WHAT IS REQUIRED:
Every line that includes the word "Histology" is to be listed.

INPUT RECORDS:
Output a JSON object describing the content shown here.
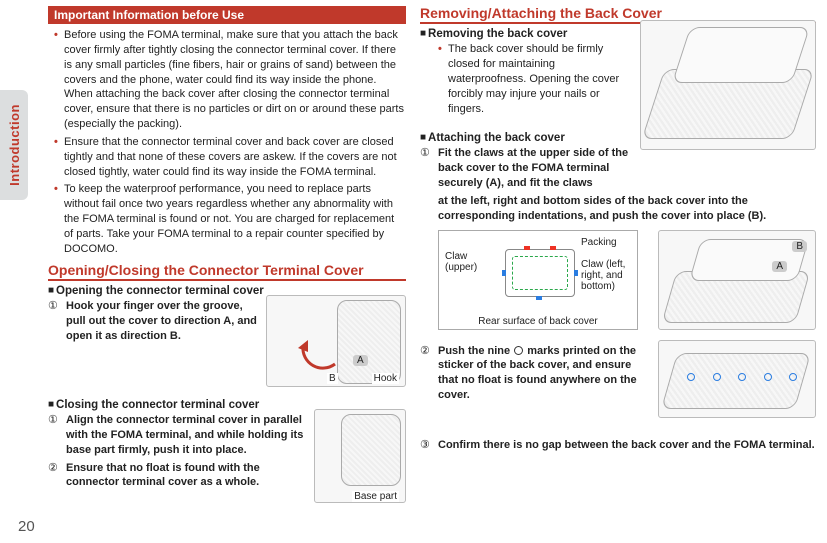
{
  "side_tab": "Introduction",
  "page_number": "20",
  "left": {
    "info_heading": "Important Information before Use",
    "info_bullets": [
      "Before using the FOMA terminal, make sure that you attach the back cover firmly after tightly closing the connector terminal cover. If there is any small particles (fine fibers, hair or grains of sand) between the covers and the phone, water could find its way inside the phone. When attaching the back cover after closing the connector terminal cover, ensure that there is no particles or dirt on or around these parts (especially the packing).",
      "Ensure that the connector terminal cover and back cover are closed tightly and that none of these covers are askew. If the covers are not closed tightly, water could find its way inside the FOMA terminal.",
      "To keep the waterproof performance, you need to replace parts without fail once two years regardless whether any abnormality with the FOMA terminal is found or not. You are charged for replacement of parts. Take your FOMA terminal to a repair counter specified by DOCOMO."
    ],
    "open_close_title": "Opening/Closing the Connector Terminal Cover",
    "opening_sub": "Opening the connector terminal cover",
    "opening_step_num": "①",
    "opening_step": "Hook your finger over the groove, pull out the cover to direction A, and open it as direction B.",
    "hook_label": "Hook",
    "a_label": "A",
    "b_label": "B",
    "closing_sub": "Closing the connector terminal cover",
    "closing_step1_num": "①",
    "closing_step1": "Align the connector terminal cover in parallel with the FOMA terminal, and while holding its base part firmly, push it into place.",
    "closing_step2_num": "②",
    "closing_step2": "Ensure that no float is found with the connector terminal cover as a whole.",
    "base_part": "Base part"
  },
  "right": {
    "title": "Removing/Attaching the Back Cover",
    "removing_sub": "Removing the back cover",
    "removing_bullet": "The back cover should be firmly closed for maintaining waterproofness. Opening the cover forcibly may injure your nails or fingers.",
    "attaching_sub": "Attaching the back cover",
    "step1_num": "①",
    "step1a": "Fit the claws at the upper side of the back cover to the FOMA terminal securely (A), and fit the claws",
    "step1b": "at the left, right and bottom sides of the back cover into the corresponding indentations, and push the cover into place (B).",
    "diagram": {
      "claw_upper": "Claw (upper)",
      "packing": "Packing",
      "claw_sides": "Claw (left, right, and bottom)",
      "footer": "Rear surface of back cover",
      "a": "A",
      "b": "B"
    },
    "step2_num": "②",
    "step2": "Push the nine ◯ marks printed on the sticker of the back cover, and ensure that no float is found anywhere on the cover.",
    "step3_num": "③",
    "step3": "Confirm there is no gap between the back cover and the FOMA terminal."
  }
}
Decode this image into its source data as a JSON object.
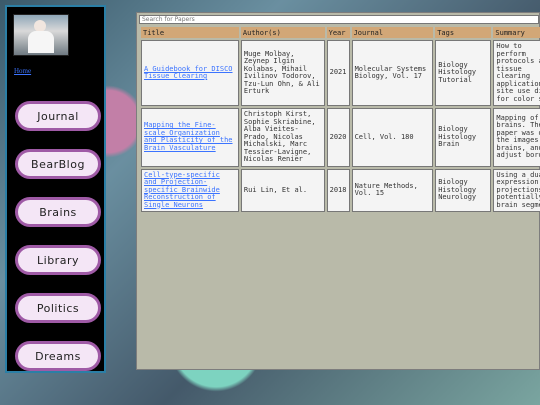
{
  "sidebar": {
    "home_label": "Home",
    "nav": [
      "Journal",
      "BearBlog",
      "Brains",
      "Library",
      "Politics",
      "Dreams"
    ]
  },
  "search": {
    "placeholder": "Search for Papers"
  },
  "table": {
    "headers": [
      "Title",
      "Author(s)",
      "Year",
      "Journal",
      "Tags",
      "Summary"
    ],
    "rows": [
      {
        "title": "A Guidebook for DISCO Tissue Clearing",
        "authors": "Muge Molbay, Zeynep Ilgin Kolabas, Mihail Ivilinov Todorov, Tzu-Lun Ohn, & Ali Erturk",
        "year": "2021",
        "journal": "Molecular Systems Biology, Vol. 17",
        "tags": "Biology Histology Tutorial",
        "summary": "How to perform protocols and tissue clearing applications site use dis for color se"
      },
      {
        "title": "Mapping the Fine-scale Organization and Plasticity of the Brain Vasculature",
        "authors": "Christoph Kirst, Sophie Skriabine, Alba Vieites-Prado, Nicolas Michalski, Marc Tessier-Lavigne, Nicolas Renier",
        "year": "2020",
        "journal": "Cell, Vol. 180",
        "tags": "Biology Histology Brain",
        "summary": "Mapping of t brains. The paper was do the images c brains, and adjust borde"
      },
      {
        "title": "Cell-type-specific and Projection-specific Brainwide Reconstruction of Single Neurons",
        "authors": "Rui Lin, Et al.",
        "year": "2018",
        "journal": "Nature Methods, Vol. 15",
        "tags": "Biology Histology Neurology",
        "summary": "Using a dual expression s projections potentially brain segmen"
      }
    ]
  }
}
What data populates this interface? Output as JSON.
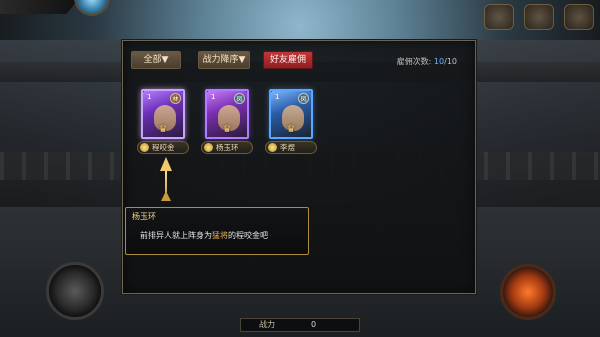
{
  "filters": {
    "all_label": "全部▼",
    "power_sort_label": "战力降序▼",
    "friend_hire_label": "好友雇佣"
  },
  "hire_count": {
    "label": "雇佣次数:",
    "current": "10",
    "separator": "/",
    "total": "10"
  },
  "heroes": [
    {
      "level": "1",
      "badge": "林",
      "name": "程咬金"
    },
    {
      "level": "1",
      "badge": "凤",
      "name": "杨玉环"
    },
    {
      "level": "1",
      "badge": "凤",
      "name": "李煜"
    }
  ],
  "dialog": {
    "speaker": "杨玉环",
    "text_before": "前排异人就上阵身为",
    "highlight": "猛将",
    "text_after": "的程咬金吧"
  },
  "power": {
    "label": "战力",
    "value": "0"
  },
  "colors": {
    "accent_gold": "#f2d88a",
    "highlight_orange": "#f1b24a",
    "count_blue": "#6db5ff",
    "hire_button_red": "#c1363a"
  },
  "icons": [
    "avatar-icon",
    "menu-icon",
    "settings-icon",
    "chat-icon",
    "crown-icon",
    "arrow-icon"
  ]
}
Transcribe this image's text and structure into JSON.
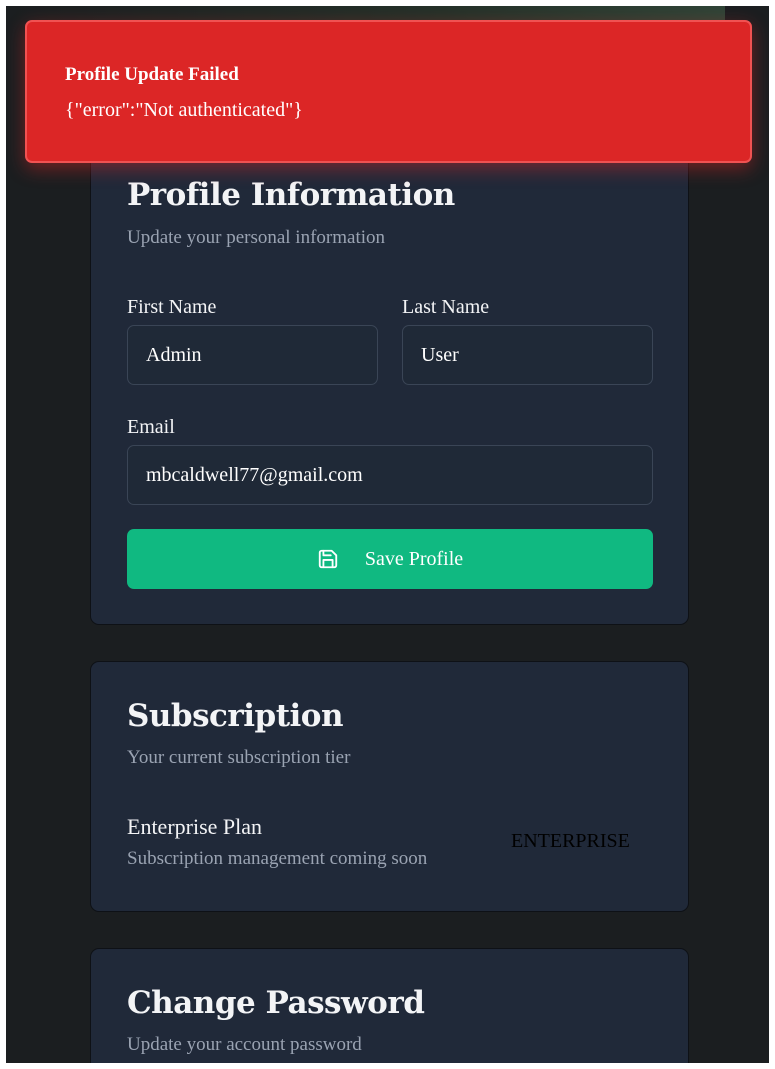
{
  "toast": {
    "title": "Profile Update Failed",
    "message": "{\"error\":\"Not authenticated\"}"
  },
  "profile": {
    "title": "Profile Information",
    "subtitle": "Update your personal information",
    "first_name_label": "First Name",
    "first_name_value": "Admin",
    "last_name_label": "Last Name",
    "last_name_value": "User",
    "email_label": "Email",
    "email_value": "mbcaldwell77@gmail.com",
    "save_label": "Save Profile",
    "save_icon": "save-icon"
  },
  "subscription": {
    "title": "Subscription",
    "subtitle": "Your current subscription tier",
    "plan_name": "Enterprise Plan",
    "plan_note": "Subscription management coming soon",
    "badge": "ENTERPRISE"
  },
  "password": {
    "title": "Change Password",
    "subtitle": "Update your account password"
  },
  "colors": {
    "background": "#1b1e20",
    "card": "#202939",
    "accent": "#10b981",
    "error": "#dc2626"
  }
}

TASK SOLUTION:
        "tags": "Biology Histology Tutorial",
        "tags": "Biology Histology Brain",
        "tags": "Biology Histology Neurology",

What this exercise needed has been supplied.